▶ _WORK TO BE COMPLETED_
Return the data exactly, with all pictures removed.

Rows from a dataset
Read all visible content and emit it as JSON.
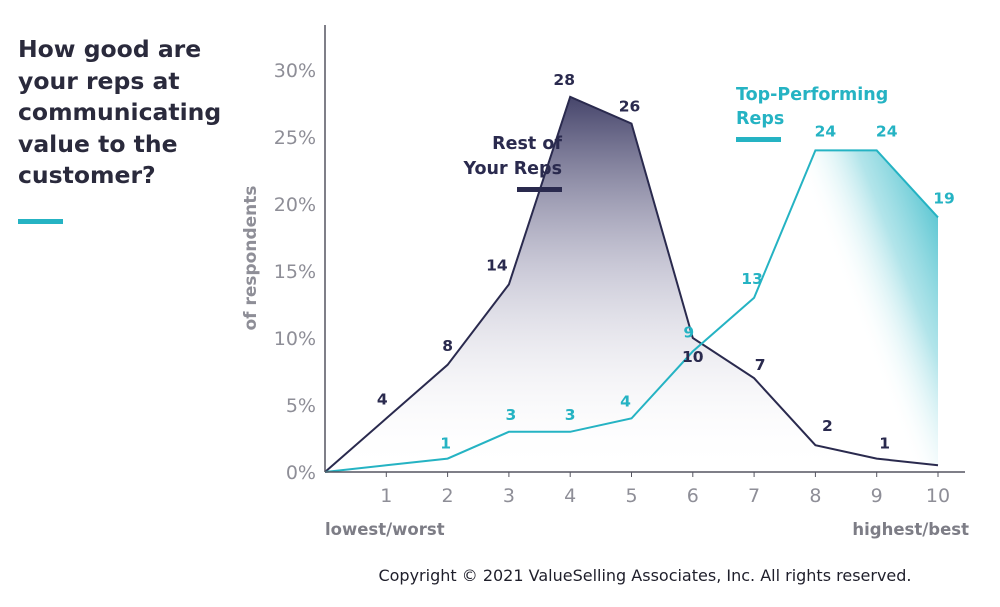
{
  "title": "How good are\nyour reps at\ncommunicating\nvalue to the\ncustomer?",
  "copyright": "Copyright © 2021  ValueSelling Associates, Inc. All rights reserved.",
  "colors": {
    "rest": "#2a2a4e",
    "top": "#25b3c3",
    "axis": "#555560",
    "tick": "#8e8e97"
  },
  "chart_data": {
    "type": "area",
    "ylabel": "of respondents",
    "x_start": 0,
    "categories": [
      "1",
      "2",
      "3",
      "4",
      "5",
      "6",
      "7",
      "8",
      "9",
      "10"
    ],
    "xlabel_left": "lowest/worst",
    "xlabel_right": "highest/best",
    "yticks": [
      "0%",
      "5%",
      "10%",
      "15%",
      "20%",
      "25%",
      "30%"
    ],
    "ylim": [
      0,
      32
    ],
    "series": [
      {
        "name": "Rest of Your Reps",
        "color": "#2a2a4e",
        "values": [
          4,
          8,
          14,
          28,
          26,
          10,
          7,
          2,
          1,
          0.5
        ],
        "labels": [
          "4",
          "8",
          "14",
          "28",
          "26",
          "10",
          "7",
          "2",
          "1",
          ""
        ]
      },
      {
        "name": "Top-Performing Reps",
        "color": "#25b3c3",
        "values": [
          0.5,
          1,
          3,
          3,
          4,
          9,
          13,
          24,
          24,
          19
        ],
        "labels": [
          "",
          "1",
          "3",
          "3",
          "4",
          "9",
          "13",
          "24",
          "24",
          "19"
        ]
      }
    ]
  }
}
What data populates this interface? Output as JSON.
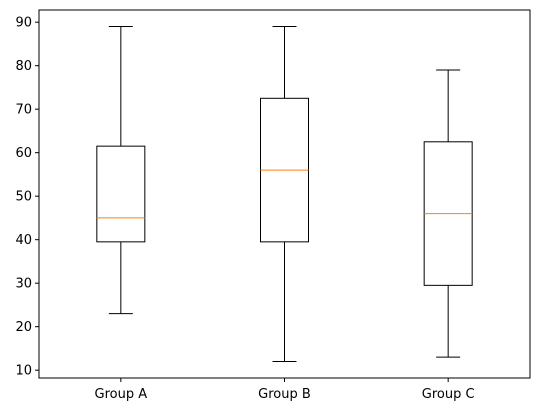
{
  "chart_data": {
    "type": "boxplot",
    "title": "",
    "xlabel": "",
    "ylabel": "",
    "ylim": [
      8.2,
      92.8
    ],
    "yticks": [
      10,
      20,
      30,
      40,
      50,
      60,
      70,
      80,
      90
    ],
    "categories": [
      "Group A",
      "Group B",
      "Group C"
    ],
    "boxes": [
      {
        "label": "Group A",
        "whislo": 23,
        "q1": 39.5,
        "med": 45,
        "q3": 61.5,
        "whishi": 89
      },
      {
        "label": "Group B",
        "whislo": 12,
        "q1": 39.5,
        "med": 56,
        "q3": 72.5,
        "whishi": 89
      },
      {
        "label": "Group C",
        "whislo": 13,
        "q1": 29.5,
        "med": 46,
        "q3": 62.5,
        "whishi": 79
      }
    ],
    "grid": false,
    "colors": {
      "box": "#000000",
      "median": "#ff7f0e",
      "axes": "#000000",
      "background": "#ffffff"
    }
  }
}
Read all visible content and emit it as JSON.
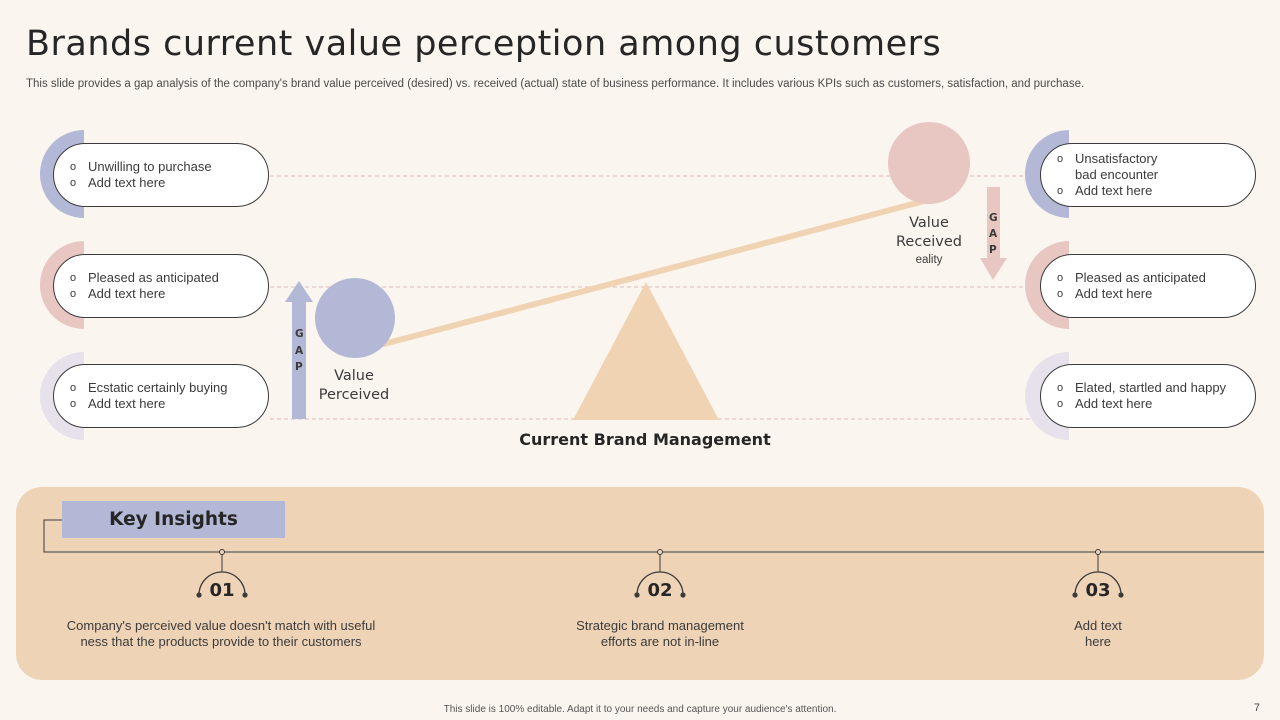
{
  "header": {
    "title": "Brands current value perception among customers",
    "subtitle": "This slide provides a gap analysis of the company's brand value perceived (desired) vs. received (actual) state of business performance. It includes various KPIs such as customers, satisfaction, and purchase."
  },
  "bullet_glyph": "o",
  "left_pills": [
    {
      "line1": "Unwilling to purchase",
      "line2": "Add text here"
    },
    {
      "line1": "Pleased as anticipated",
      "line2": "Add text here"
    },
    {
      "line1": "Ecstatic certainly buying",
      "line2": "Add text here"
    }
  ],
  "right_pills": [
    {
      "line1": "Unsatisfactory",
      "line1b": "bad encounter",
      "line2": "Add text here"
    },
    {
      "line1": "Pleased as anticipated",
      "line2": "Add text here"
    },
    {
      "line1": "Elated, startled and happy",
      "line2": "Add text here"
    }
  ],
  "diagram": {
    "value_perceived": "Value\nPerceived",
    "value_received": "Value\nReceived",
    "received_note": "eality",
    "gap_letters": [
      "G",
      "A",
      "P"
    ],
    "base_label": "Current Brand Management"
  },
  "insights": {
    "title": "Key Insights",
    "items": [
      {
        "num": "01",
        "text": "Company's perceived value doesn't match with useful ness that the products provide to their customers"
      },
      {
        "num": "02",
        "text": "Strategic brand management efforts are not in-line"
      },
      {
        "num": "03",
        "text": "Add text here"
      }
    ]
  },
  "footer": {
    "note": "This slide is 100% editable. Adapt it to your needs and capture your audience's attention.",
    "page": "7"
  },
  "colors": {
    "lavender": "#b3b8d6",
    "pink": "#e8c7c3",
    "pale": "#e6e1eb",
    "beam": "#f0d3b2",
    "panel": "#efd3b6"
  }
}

▶ _WRITTEN SOLUTION_
Read all visible content and emit it as JSON.
{
  "title": "How good are\nyour reps at\ncommunicating\nvalue to the\ncustomer?",
  "copyright": "Copyright © 2021  ValueSelling Associates, Inc. All rights reserved.",
  "colors": {
    "rest": "#2a2a4e",
    "top": "#25b3c3",
    "axis": "#555560",
    "tick": "#8e8e97"
  },
  "chart_data": {
    "type": "area",
    "ylabel": "of respondents",
    "x_start": 0,
    "categories": [
      "1",
      "2",
      "3",
      "4",
      "5",
      "6",
      "7",
      "8",
      "9",
      "10"
    ],
    "xlabel_left": "lowest/worst",
    "xlabel_right": "highest/best",
    "yticks": [
      "0%",
      "5%",
      "10%",
      "15%",
      "20%",
      "25%",
      "30%"
    ],
    "ylim": [
      0,
      32
    ],
    "series": [
      {
        "name": "Rest of Your Reps",
        "color": "#2a2a4e",
        "values": [
          4,
          8,
          14,
          28,
          26,
          10,
          7,
          2,
          1,
          0.5
        ],
        "labels": [
          "4",
          "8",
          "14",
          "28",
          "26",
          "10",
          "7",
          "2",
          "1",
          ""
        ]
      },
      {
        "name": "Top-Performing Reps",
        "color": "#25b3c3",
        "values": [
          0.5,
          1,
          3,
          3,
          4,
          9,
          13,
          24,
          24,
          19
        ],
        "labels": [
          "",
          "1",
          "3",
          "3",
          "4",
          "9",
          "13",
          "24",
          "24",
          "19"
        ]
      }
    ]
  }
}
What data populates this interface? Output as JSON.
{
  "chart_data": {
    "type": "boxplot",
    "title": "",
    "xlabel": "",
    "ylabel": "",
    "ylim": [
      8.2,
      92.8
    ],
    "yticks": [
      10,
      20,
      30,
      40,
      50,
      60,
      70,
      80,
      90
    ],
    "categories": [
      "Group A",
      "Group B",
      "Group C"
    ],
    "boxes": [
      {
        "label": "Group A",
        "whislo": 23,
        "q1": 39.5,
        "med": 45,
        "q3": 61.5,
        "whishi": 89
      },
      {
        "label": "Group B",
        "whislo": 12,
        "q1": 39.5,
        "med": 56,
        "q3": 72.5,
        "whishi": 89
      },
      {
        "label": "Group C",
        "whislo": 13,
        "q1": 29.5,
        "med": 46,
        "q3": 62.5,
        "whishi": 79
      }
    ],
    "grid": false,
    "colors": {
      "box": "#000000",
      "median": "#ff7f0e",
      "axes": "#000000",
      "background": "#ffffff"
    }
  }
}
Read all visible content and emit it as JSON.
{
  "header": {
    "title": "Brands current value perception among customers",
    "subtitle": "This slide provides a gap analysis of the company's brand value perceived (desired) vs. received (actual) state of business performance. It includes various KPIs such as customers, satisfaction, and purchase."
  },
  "bullet_glyph": "o",
  "left_pills": [
    {
      "line1": "Unwilling to purchase",
      "line2": "Add text here"
    },
    {
      "line1": "Pleased as anticipated",
      "line2": "Add text here"
    },
    {
      "line1": "Ecstatic certainly buying",
      "line2": "Add text here"
    }
  ],
  "right_pills": [
    {
      "line1": "Unsatisfactory",
      "line1b": "bad encounter",
      "line2": "Add text here"
    },
    {
      "line1": "Pleased as anticipated",
      "line2": "Add text here"
    },
    {
      "line1": "Elated, startled and happy",
      "line2": "Add text here"
    }
  ],
  "diagram": {
    "value_perceived": "Value\nPerceived",
    "value_received": "Value\nReceived",
    "received_note": "eality",
    "gap_letters": [
      "G",
      "A",
      "P"
    ],
    "base_label": "Current Brand Management"
  },
  "insights": {
    "title": "Key Insights",
    "items": [
      {
        "num": "01",
        "text": "Company's perceived value doesn't match with useful ness that the products provide to their customers"
      },
      {
        "num": "02",
        "text": "Strategic brand management efforts are not in-line"
      },
      {
        "num": "03",
        "text": "Add text here"
      }
    ]
  },
  "footer": {
    "note": "This slide is 100% editable. Adapt it to your needs and capture your audience's attention.",
    "page": "7"
  },
  "colors": {
    "lavender": "#b3b8d6",
    "pink": "#e8c7c3",
    "pale": "#e6e1eb",
    "beam": "#f0d3b2",
    "panel": "#efd3b6"
  }
}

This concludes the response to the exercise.